**Given task**
Retype the records that come next, word for word.

**Listed records**
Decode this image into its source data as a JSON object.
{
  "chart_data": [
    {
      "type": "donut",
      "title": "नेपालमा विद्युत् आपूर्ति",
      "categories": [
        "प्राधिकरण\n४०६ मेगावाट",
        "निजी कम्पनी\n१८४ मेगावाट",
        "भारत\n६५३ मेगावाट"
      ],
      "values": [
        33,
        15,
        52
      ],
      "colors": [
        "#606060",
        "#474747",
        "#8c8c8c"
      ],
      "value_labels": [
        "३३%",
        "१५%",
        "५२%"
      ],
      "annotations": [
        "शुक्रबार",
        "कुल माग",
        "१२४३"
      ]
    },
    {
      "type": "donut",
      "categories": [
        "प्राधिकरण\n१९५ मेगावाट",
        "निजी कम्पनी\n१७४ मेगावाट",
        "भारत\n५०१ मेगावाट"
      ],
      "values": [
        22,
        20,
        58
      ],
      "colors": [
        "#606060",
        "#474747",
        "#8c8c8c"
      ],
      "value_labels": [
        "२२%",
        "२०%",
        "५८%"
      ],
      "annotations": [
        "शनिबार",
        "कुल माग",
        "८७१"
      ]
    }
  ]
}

**Output for this task**
Decode this image into its source data as a JSON object.
{
  "chart_data": [
    {
      "type": "donut",
      "title": "नेपालमा विद्युत् आपूर्ति",
      "categories": [
        "प्राधिकरण\n४०६ मेगावाट",
        "निजी कम्पनी\n१८४ मेगावाट",
        "भारत\n६५३ मेगावाट"
      ],
      "values": [
        33,
        15,
        52
      ],
      "colors": [
        "#606060",
        "#474747",
        "#8c8c8c"
      ],
      "value_labels": [
        "३३%",
        "१५%",
        "५२%"
      ],
      "annotations": [
        "शुक्रबार",
        "कुल माग",
        "१२४३"
      ]
    },
    {
      "type": "donut",
      "categories": [
        "प्राधिकरण\n१९५ मेगावाट",
        "निजी कम्पनी\n१७४ मेगावाट",
        "भारत\n५०१ मेगावाट"
      ],
      "values": [
        22,
        20,
        58
      ],
      "colors": [
        "#606060",
        "#474747",
        "#8c8c8c"
      ],
      "value_labels": [
        "२२%",
        "२०%",
        "५८%"
      ],
      "annotations": [
        "शनिबार",
        "कुल माग",
        "८७१"
      ]
    }
  ]
}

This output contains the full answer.